-- START Recorded information --

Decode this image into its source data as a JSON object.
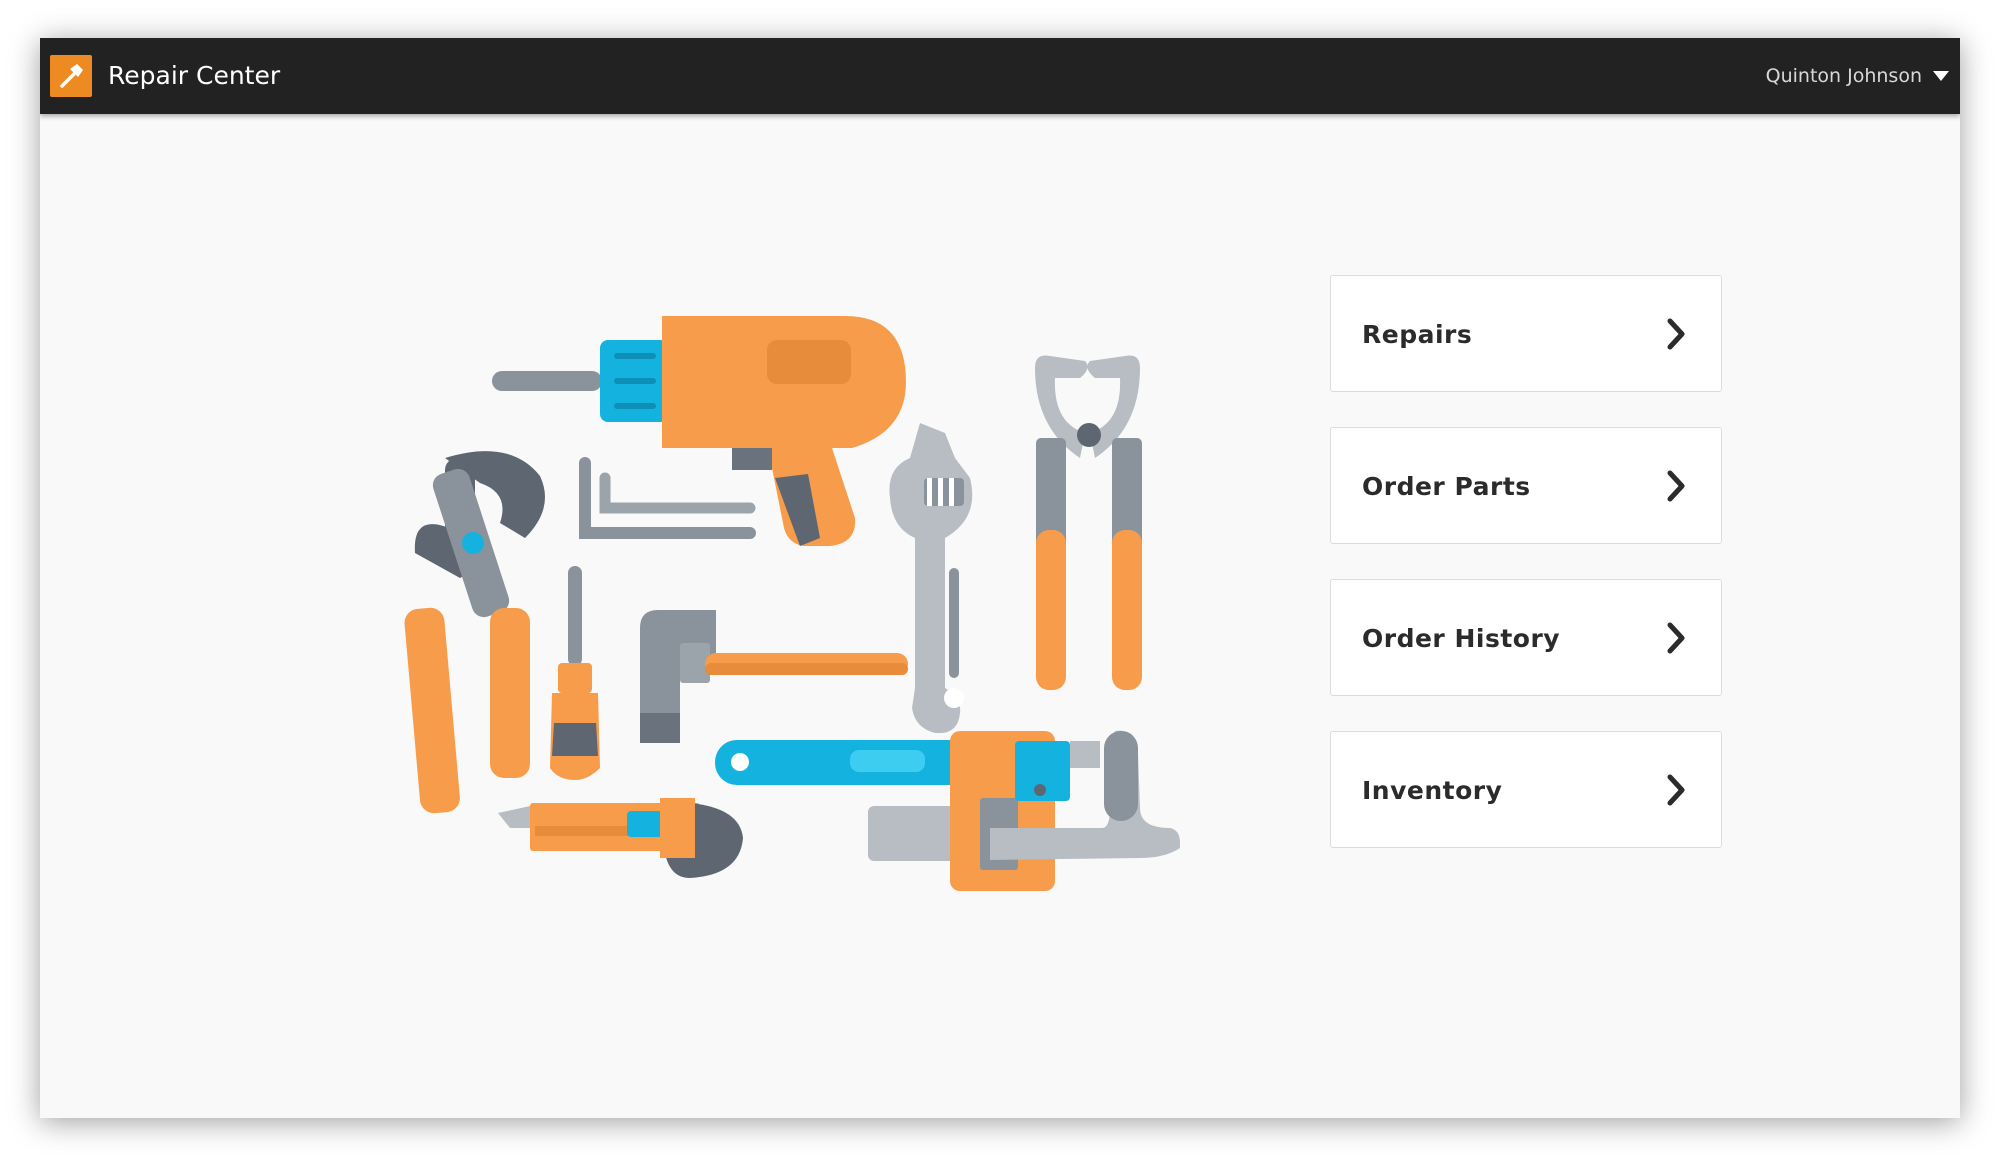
{
  "header": {
    "app_title": "Repair Center",
    "logo_icon": "hammer-icon",
    "user_name": "Quinton Johnson",
    "user_menu_icon": "caret-down-icon"
  },
  "illustration": {
    "icon": "tools-illustration",
    "colors": {
      "orange": "#f79c4b",
      "blue": "#14b3df",
      "gray": "#8a929b",
      "dark_gray": "#5d6671",
      "light_gray": "#b8bcc3"
    }
  },
  "menu": {
    "items": [
      {
        "label": "Repairs",
        "icon": "chevron-right-icon"
      },
      {
        "label": "Order Parts",
        "icon": "chevron-right-icon"
      },
      {
        "label": "Order History",
        "icon": "chevron-right-icon"
      },
      {
        "label": "Inventory",
        "icon": "chevron-right-icon"
      }
    ]
  },
  "colors": {
    "accent": "#ee8a22",
    "topbar": "#222222",
    "background": "#f9f9f9"
  }
}
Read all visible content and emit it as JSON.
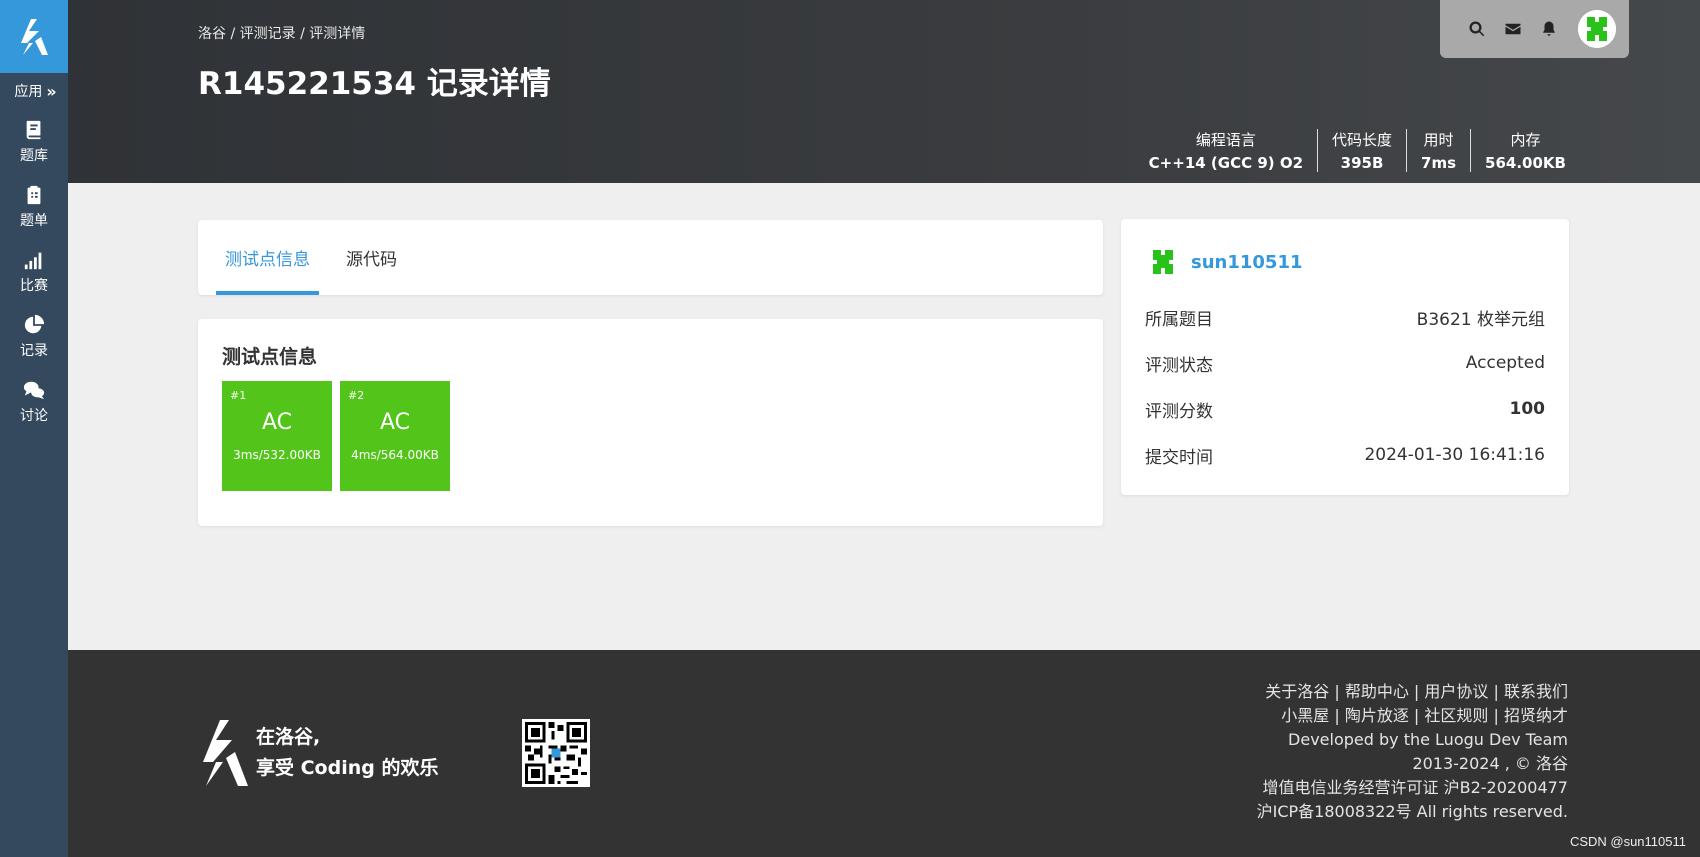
{
  "sidebar": {
    "apps_label": "应用",
    "items": [
      {
        "label": "题库",
        "icon": "book-icon"
      },
      {
        "label": "题单",
        "icon": "clipboard-icon"
      },
      {
        "label": "比赛",
        "icon": "signal-bars-icon"
      },
      {
        "label": "记录",
        "icon": "pie-chart-icon"
      },
      {
        "label": "讨论",
        "icon": "comments-icon"
      }
    ]
  },
  "header": {
    "breadcrumb": [
      "洛谷",
      "评测记录",
      "评测详情"
    ],
    "breadcrumb_sep": " / ",
    "title": "R145221534 记录详情",
    "stats": [
      {
        "label": "编程语言",
        "value": "C++14 (GCC 9) O2"
      },
      {
        "label": "代码长度",
        "value": "395B"
      },
      {
        "label": "用时",
        "value": "7ms"
      },
      {
        "label": "内存",
        "value": "564.00KB"
      }
    ]
  },
  "tabs": [
    "测试点信息",
    "源代码"
  ],
  "tests": {
    "heading": "测试点信息",
    "cases": [
      {
        "num": "#1",
        "result": "AC",
        "meta": "3ms/532.00KB"
      },
      {
        "num": "#2",
        "result": "AC",
        "meta": "4ms/564.00KB"
      }
    ]
  },
  "info": {
    "username": "sun110511",
    "rows": [
      {
        "label": "所属题目",
        "value": "B3621 枚举元组"
      },
      {
        "label": "评测状态",
        "value": "Accepted"
      },
      {
        "label": "评测分数",
        "value": "100"
      },
      {
        "label": "提交时间",
        "value": "2024-01-30 16:41:16"
      }
    ]
  },
  "footer": {
    "slogan_line1": "在洛谷,",
    "slogan_line2": "享受 Coding 的欢乐",
    "links_row1": [
      "关于洛谷",
      "帮助中心",
      "用户协议",
      "联系我们"
    ],
    "links_row2": [
      "小黑屋",
      "陶片放逐",
      "社区规则",
      "招贤纳才"
    ],
    "link_sep": " | ",
    "developed_prefix": "Developed by the ",
    "team": "Luogu Dev Team",
    "copyright": "2013-2024 , © 洛谷",
    "license": "增值电信业务经营许可证 沪B2-20200477",
    "icp": "沪ICP备18008322号 All rights reserved."
  },
  "watermark": "CSDN @sun110511",
  "colors": {
    "accent": "#3498db",
    "sidebar": "#34495e",
    "ac_green": "#52c41a",
    "footer": "#333333"
  }
}
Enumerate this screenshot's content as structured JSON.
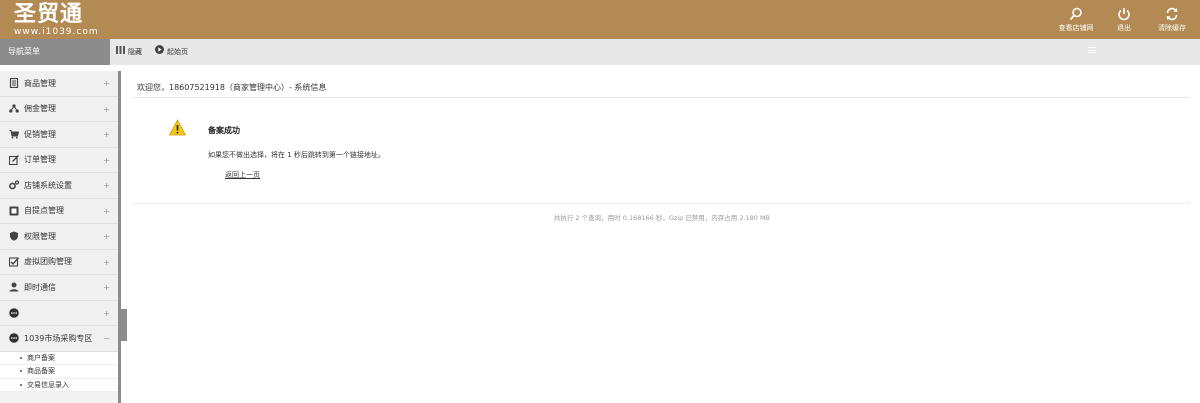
{
  "brand": {
    "name": "圣贸通",
    "url": "www.i1039.com"
  },
  "top_actions": [
    {
      "label": "查看店铺网",
      "icon": "search-icon"
    },
    {
      "label": "退出",
      "icon": "power-icon"
    },
    {
      "label": "清除缓存",
      "icon": "refresh-icon"
    }
  ],
  "subbar": {
    "nav_title": "导航菜单",
    "hide_label": "隐藏",
    "home_label": "起始页"
  },
  "sidebar": {
    "items": [
      {
        "label": "商品管理",
        "icon": "goods-icon",
        "toggle": "+"
      },
      {
        "label": "佣金管理",
        "icon": "share-icon",
        "toggle": "+"
      },
      {
        "label": "促销管理",
        "icon": "cart-icon",
        "toggle": "+"
      },
      {
        "label": "订单管理",
        "icon": "edit-order-icon",
        "toggle": "+"
      },
      {
        "label": "店铺系统设置",
        "icon": "cogs-icon",
        "toggle": "+"
      },
      {
        "label": "自提点管理",
        "icon": "pickup-icon",
        "toggle": "+"
      },
      {
        "label": "权限管理",
        "icon": "shield-icon",
        "toggle": "+"
      },
      {
        "label": "虚拟团购管理",
        "icon": "checkbox-icon",
        "toggle": "+"
      },
      {
        "label": "即时通信",
        "icon": "user-chat-icon",
        "toggle": "+"
      },
      {
        "label": "",
        "icon": "more-icon",
        "toggle": "+"
      },
      {
        "label": "1039市场采购专区",
        "icon": "more-icon",
        "toggle": "−"
      }
    ],
    "sub_items": [
      "商户备案",
      "商品备案",
      "交易信息录入"
    ]
  },
  "main": {
    "breadcrumb": "欢迎您，18607521918（商家管理中心）- 系统信息",
    "message_title": "备案成功",
    "message_text": "如果您不做出选择，将在 1 秒后跳转到第一个链接地址。",
    "back_link": "返回上一页",
    "footer": "共执行 2 个查询，用时 0.168166 秒，Gzip 已禁用，内存占用 2.180 MB"
  },
  "colors": {
    "header": "#b38a53",
    "nav_title": "#8c8c8c",
    "subbar": "#e8e8e8"
  }
}
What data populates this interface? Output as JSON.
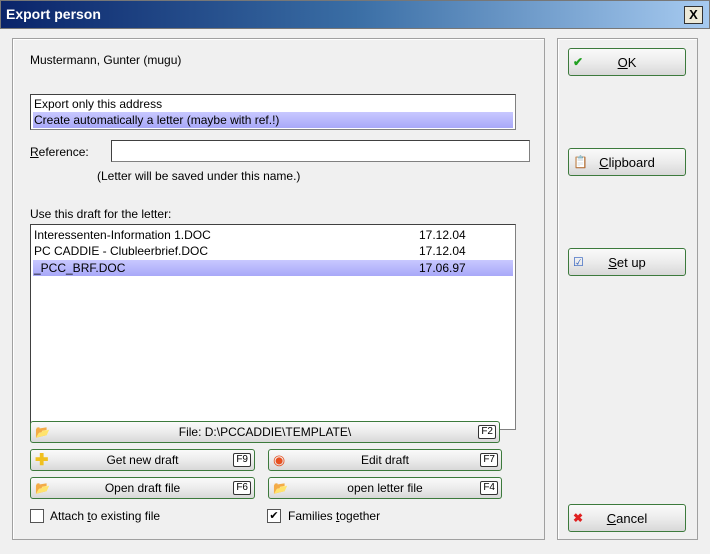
{
  "window": {
    "title": "Export person",
    "close": "X"
  },
  "person": "Mustermann, Gunter (mugu)",
  "mode_options": [
    {
      "label": "Export only this address",
      "selected": false
    },
    {
      "label": "Create automatically a letter (maybe with ref.!)",
      "selected": true
    }
  ],
  "reference": {
    "label": "Reference:",
    "value": "",
    "note": "(Letter will be saved under this name.)"
  },
  "drafts": {
    "label": "Use this draft for the letter:",
    "items": [
      {
        "name": "Interessenten-Information 1.DOC",
        "date": "17.12.04",
        "selected": false
      },
      {
        "name": "PC CADDIE - Clubleerbrief.DOC",
        "date": "17.12.04",
        "selected": false
      },
      {
        "name": "_PCC_BRF.DOC",
        "date": "17.06.97",
        "selected": true
      }
    ]
  },
  "buttons": {
    "file": {
      "label": "File: D:\\PCCADDIE\\TEMPLATE\\",
      "key": "F2"
    },
    "get_new": {
      "label": "Get new draft",
      "key": "F9"
    },
    "edit": {
      "label": "Edit draft",
      "key": "F7"
    },
    "open_draft": {
      "label": "Open draft file",
      "key": "F6"
    },
    "open_letter": {
      "label": "open letter file",
      "key": "F4"
    },
    "ok": "OK",
    "clipboard": "Clipboard",
    "setup": "Set up",
    "cancel": "Cancel"
  },
  "checkboxes": {
    "attach": {
      "label": "Attach to existing file",
      "checked": false
    },
    "families": {
      "label": "Families together",
      "checked": true
    }
  }
}
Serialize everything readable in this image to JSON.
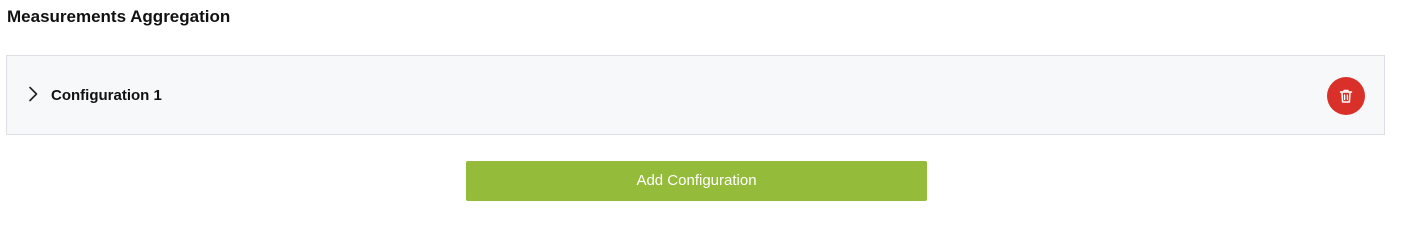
{
  "section": {
    "title": "Measurements Aggregation"
  },
  "configurations": [
    {
      "label": "Configuration 1",
      "expanded": false,
      "toggle_icon": "chevron-right-icon",
      "delete_icon": "trash-icon"
    }
  ],
  "actions": {
    "add_label": "Add Configuration"
  },
  "colors": {
    "panel_background": "#f7f8fa",
    "panel_border": "#dcdfe3",
    "delete_button": "#d9312a",
    "add_button": "#94bb3a",
    "add_button_text": "#ffffff"
  }
}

-- END Recorded information --

§ **Your goal**:
The records above must be transcribed exactly. Pictures are left out of the copy.

§ **Reply**:
Decode this image into its source data as a JSON object.
{
  "header": {
    "app_title": "Repair Center",
    "logo_icon": "hammer-icon",
    "user_name": "Quinton Johnson",
    "user_menu_icon": "caret-down-icon"
  },
  "illustration": {
    "icon": "tools-illustration",
    "colors": {
      "orange": "#f79c4b",
      "blue": "#14b3df",
      "gray": "#8a929b",
      "dark_gray": "#5d6671",
      "light_gray": "#b8bcc3"
    }
  },
  "menu": {
    "items": [
      {
        "label": "Repairs",
        "icon": "chevron-right-icon"
      },
      {
        "label": "Order Parts",
        "icon": "chevron-right-icon"
      },
      {
        "label": "Order History",
        "icon": "chevron-right-icon"
      },
      {
        "label": "Inventory",
        "icon": "chevron-right-icon"
      }
    ]
  },
  "colors": {
    "accent": "#ee8a22",
    "topbar": "#222222",
    "background": "#f9f9f9"
  }
}
Read all visible content and emit it as JSON.
{
  "sidebar": {
    "apps_label": "应用",
    "items": [
      {
        "label": "题库",
        "icon": "book-icon"
      },
      {
        "label": "题单",
        "icon": "clipboard-icon"
      },
      {
        "label": "比赛",
        "icon": "signal-bars-icon"
      },
      {
        "label": "记录",
        "icon": "pie-chart-icon"
      },
      {
        "label": "讨论",
        "icon": "comments-icon"
      }
    ]
  },
  "header": {
    "breadcrumb": [
      "洛谷",
      "评测记录",
      "评测详情"
    ],
    "breadcrumb_sep": " / ",
    "title": "R145221534 记录详情",
    "stats": [
      {
        "label": "编程语言",
        "value": "C++14 (GCC 9) O2"
      },
      {
        "label": "代码长度",
        "value": "395B"
      },
      {
        "label": "用时",
        "value": "7ms"
      },
      {
        "label": "内存",
        "value": "564.00KB"
      }
    ]
  },
  "tabs": [
    "测试点信息",
    "源代码"
  ],
  "tests": {
    "heading": "测试点信息",
    "cases": [
      {
        "num": "#1",
        "result": "AC",
        "meta": "3ms/532.00KB"
      },
      {
        "num": "#2",
        "result": "AC",
        "meta": "4ms/564.00KB"
      }
    ]
  },
  "info": {
    "username": "sun110511",
    "rows": [
      {
        "label": "所属题目",
        "value": "B3621 枚举元组"
      },
      {
        "label": "评测状态",
        "value": "Accepted"
      },
      {
        "label": "评测分数",
        "value": "100"
      },
      {
        "label": "提交时间",
        "value": "2024-01-30 16:41:16"
      }
    ]
  },
  "footer": {
    "slogan_line1": "在洛谷,",
    "slogan_line2": "享受 Coding 的欢乐",
    "links_row1": [
      "关于洛谷",
      "帮助中心",
      "用户协议",
      "联系我们"
    ],
    "links_row2": [
      "小黑屋",
      "陶片放逐",
      "社区规则",
      "招贤纳才"
    ],
    "link_sep": " | ",
    "developed_prefix": "Developed by the ",
    "team": "Luogu Dev Team",
    "copyright": "2013-2024 , © 洛谷",
    "license": "增值电信业务经营许可证 沪B2-20200477",
    "icp": "沪ICP备18008322号 All rights reserved."
  },
  "watermark": "CSDN @sun110511",
  "colors": {
    "accent": "#3498db",
    "sidebar": "#34495e",
    "ac_green": "#52c41a",
    "footer": "#333333"
  }
}
Enumerate this screenshot's content as structured JSON.
{
  "brand": {
    "name": "圣贸通",
    "url": "www.i1039.com"
  },
  "top_actions": [
    {
      "label": "查看店铺网",
      "icon": "search-icon"
    },
    {
      "label": "退出",
      "icon": "power-icon"
    },
    {
      "label": "清除缓存",
      "icon": "refresh-icon"
    }
  ],
  "subbar": {
    "nav_title": "导航菜单",
    "hide_label": "隐藏",
    "home_label": "起始页"
  },
  "sidebar": {
    "items": [
      {
        "label": "商品管理",
        "icon": "goods-icon",
        "toggle": "+"
      },
      {
        "label": "佣金管理",
        "icon": "share-icon",
        "toggle": "+"
      },
      {
        "label": "促销管理",
        "icon": "cart-icon",
        "toggle": "+"
      },
      {
        "label": "订单管理",
        "icon": "edit-order-icon",
        "toggle": "+"
      },
      {
        "label": "店铺系统设置",
        "icon": "cogs-icon",
        "toggle": "+"
      },
      {
        "label": "自提点管理",
        "icon": "pickup-icon",
        "toggle": "+"
      },
      {
        "label": "权限管理",
        "icon": "shield-icon",
        "toggle": "+"
      },
      {
        "label": "虚拟团购管理",
        "icon": "checkbox-icon",
        "toggle": "+"
      },
      {
        "label": "即时通信",
        "icon": "user-chat-icon",
        "toggle": "+"
      },
      {
        "label": "",
        "icon": "more-icon",
        "toggle": "+"
      },
      {
        "label": "1039市场采购专区",
        "icon": "more-icon",
        "toggle": "−"
      }
    ],
    "sub_items": [
      "商户备案",
      "商品备案",
      "交易信息录入"
    ]
  },
  "main": {
    "breadcrumb": "欢迎您，18607521918（商家管理中心）- 系统信息",
    "message_title": "备案成功",
    "message_text": "如果您不做出选择，将在 1 秒后跳转到第一个链接地址。",
    "back_link": "返回上一页",
    "footer": "共执行 2 个查询，用时 0.168166 秒，Gzip 已禁用，内存占用 2.180 MB"
  },
  "colors": {
    "header": "#b38a53",
    "nav_title": "#8c8c8c",
    "subbar": "#e8e8e8"
  }
}
What data populates this interface? Output as JSON.
{
  "window": {
    "title": "Export person",
    "close": "X"
  },
  "person": "Mustermann, Gunter (mugu)",
  "mode_options": [
    {
      "label": "Export only this address",
      "selected": false
    },
    {
      "label": "Create automatically a letter (maybe with ref.!)",
      "selected": true
    }
  ],
  "reference": {
    "label": "Reference:",
    "value": "",
    "note": "(Letter will be saved under this name.)"
  },
  "drafts": {
    "label": "Use this draft for the letter:",
    "items": [
      {
        "name": "Interessenten-Information 1.DOC",
        "date": "17.12.04",
        "selected": false
      },
      {
        "name": "PC CADDIE - Clubleerbrief.DOC",
        "date": "17.12.04",
        "selected": false
      },
      {
        "name": "_PCC_BRF.DOC",
        "date": "17.06.97",
        "selected": true
      }
    ]
  },
  "buttons": {
    "file": {
      "label": "File: D:\\PCCADDIE\\TEMPLATE\\",
      "key": "F2"
    },
    "get_new": {
      "label": "Get new draft",
      "key": "F9"
    },
    "edit": {
      "label": "Edit draft",
      "key": "F7"
    },
    "open_draft": {
      "label": "Open draft file",
      "key": "F6"
    },
    "open_letter": {
      "label": "open letter file",
      "key": "F4"
    },
    "ok": "OK",
    "clipboard": "Clipboard",
    "setup": "Set up",
    "cancel": "Cancel"
  },
  "checkboxes": {
    "attach": {
      "label": "Attach to existing file",
      "checked": false
    },
    "families": {
      "label": "Families together",
      "checked": true
    }
  }
}
Serialize everything readable in this image to JSON.
{
  "section": {
    "title": "Measurements Aggregation"
  },
  "configurations": [
    {
      "label": "Configuration 1",
      "expanded": false,
      "toggle_icon": "chevron-right-icon",
      "delete_icon": "trash-icon"
    }
  ],
  "actions": {
    "add_label": "Add Configuration"
  },
  "colors": {
    "panel_background": "#f7f8fa",
    "panel_border": "#dcdfe3",
    "delete_button": "#d9312a",
    "add_button": "#94bb3a",
    "add_button_text": "#ffffff"
  }
}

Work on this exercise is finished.